:: DATA FOR THIS EXERCISE

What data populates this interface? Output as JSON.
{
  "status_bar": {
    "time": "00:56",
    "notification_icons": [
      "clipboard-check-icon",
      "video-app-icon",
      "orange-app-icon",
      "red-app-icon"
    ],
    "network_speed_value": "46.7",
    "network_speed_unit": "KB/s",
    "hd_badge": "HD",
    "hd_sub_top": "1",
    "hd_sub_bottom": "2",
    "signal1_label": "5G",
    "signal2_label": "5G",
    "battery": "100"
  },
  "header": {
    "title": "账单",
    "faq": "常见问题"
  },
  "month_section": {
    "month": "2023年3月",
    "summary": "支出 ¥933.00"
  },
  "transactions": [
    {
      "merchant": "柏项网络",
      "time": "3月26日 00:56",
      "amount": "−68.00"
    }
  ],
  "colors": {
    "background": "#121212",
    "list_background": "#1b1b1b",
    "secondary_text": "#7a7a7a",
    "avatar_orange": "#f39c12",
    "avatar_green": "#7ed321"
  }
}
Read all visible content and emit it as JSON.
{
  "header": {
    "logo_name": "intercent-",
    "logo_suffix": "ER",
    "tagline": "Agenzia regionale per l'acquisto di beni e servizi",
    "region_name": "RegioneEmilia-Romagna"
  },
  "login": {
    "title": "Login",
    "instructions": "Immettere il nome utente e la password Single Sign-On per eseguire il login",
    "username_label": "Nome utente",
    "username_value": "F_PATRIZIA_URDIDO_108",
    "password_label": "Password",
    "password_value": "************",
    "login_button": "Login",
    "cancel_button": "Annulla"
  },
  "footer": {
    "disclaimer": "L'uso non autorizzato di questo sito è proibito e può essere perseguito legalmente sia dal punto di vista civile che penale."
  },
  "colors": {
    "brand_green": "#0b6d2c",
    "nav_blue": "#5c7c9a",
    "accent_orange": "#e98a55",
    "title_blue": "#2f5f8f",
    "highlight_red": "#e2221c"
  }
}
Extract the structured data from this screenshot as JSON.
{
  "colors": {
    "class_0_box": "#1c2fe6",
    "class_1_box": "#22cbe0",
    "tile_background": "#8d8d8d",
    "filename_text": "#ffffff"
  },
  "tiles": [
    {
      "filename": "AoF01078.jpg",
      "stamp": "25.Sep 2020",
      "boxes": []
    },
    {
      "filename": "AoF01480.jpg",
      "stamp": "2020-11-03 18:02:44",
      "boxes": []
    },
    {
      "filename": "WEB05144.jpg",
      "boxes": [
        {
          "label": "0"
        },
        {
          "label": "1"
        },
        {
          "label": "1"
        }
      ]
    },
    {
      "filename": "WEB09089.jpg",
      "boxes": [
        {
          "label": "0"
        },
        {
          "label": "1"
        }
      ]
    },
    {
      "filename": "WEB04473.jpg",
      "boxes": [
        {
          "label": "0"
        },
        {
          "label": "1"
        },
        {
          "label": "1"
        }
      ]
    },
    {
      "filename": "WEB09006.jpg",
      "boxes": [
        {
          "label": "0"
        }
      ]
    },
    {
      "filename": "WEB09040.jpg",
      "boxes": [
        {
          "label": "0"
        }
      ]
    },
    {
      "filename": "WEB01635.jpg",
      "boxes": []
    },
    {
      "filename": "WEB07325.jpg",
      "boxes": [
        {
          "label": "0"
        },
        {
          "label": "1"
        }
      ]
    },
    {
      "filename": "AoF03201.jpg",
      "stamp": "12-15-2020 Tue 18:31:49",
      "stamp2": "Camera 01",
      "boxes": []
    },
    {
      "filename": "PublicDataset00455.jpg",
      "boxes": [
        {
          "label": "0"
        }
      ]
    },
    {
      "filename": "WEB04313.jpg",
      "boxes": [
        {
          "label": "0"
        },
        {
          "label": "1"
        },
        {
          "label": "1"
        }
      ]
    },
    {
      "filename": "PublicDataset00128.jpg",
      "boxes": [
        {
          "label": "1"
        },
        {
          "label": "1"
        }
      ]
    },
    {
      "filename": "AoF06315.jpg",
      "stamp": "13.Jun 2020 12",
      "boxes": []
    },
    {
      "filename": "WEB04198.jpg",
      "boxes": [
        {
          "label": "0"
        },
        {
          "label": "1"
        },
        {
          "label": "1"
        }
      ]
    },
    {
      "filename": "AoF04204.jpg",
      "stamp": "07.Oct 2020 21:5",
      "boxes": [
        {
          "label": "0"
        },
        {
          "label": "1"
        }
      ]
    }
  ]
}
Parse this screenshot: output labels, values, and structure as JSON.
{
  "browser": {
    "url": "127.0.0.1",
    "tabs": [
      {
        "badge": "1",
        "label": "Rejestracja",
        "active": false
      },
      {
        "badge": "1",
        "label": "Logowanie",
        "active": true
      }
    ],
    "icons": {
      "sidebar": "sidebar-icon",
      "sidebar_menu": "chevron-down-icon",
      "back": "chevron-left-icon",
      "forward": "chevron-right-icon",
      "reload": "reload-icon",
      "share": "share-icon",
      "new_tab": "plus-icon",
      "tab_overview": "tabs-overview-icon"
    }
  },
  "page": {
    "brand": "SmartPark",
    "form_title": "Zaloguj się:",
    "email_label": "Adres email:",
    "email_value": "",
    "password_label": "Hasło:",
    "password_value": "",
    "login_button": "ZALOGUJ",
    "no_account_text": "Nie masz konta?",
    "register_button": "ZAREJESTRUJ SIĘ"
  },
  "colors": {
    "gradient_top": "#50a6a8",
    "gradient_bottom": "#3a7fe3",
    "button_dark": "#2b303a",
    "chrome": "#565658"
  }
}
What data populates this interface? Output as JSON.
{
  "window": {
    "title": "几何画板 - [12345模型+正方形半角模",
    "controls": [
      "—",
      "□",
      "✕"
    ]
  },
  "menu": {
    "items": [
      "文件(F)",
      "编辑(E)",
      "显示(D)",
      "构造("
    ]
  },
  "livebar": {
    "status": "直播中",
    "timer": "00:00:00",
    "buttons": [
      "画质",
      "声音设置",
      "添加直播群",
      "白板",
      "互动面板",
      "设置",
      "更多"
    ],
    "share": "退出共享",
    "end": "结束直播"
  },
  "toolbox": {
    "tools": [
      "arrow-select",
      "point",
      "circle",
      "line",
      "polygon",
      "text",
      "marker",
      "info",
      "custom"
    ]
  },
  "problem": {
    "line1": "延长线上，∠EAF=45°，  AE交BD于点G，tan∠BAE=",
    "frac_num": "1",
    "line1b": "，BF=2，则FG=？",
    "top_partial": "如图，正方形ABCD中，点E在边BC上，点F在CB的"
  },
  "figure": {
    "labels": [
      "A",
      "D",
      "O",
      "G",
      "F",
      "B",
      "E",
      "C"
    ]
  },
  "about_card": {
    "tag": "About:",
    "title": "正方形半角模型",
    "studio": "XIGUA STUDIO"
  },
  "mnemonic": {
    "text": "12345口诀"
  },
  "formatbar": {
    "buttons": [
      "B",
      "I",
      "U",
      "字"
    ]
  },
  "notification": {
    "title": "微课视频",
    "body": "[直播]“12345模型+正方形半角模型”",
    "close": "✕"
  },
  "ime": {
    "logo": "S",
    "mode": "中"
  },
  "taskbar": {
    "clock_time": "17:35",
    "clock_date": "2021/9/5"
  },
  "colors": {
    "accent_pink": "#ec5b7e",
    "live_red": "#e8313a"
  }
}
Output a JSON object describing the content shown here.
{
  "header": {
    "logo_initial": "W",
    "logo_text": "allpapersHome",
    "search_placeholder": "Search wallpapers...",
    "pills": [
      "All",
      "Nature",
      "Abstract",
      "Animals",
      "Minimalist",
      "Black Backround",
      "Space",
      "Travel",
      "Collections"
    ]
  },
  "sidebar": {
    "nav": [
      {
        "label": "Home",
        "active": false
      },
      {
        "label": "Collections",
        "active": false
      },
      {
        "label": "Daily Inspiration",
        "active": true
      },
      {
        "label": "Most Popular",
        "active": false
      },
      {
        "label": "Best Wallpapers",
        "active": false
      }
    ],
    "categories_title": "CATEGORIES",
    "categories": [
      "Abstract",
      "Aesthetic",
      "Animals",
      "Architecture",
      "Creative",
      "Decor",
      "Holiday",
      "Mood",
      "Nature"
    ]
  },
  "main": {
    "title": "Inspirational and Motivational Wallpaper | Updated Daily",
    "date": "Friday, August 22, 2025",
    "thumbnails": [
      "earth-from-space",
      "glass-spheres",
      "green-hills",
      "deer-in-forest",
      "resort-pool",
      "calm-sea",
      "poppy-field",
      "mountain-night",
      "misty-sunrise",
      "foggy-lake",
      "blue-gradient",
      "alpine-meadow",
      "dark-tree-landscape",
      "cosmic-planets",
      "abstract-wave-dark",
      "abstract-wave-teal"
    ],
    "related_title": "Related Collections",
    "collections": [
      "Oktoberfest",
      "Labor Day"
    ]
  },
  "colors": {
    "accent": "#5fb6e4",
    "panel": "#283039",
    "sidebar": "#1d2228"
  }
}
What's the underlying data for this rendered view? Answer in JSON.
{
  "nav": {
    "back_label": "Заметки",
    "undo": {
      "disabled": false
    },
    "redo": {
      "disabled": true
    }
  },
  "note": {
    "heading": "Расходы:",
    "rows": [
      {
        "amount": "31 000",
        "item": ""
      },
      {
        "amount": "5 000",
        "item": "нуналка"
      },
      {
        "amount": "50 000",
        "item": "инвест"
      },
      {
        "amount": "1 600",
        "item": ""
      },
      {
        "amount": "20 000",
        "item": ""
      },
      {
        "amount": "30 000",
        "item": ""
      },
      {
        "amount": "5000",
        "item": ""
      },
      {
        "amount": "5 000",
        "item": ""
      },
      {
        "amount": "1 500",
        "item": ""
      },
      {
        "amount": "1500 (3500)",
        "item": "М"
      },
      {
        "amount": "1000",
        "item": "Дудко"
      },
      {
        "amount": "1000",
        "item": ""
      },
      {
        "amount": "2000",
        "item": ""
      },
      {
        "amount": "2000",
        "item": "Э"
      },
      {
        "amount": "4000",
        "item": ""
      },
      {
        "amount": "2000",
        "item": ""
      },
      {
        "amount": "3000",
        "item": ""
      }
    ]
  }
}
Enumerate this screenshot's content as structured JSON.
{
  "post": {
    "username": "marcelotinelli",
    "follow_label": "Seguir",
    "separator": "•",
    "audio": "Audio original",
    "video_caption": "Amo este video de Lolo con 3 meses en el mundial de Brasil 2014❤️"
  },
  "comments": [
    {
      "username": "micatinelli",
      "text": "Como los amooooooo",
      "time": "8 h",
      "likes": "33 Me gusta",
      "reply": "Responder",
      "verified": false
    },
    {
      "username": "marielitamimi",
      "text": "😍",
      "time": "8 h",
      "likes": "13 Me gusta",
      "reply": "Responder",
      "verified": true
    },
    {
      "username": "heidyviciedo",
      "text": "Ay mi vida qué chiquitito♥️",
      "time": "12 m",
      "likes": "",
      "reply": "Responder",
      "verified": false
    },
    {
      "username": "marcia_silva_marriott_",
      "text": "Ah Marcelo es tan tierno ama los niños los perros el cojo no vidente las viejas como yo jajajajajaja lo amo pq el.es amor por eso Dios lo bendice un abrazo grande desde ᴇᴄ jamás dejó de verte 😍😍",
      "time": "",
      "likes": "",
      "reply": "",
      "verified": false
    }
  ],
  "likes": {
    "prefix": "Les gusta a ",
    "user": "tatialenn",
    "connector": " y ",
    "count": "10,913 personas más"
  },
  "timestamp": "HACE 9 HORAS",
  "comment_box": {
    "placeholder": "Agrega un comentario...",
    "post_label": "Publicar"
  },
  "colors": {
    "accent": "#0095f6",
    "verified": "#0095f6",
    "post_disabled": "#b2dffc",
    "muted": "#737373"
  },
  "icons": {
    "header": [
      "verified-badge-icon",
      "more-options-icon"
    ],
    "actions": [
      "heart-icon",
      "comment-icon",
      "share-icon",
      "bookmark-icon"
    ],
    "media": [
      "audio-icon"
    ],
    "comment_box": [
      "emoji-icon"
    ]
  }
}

::::

Lines containing the string "from" are to be selected and copied.

Extract the structured data from this screenshot as JSON.
      "earth-from-space",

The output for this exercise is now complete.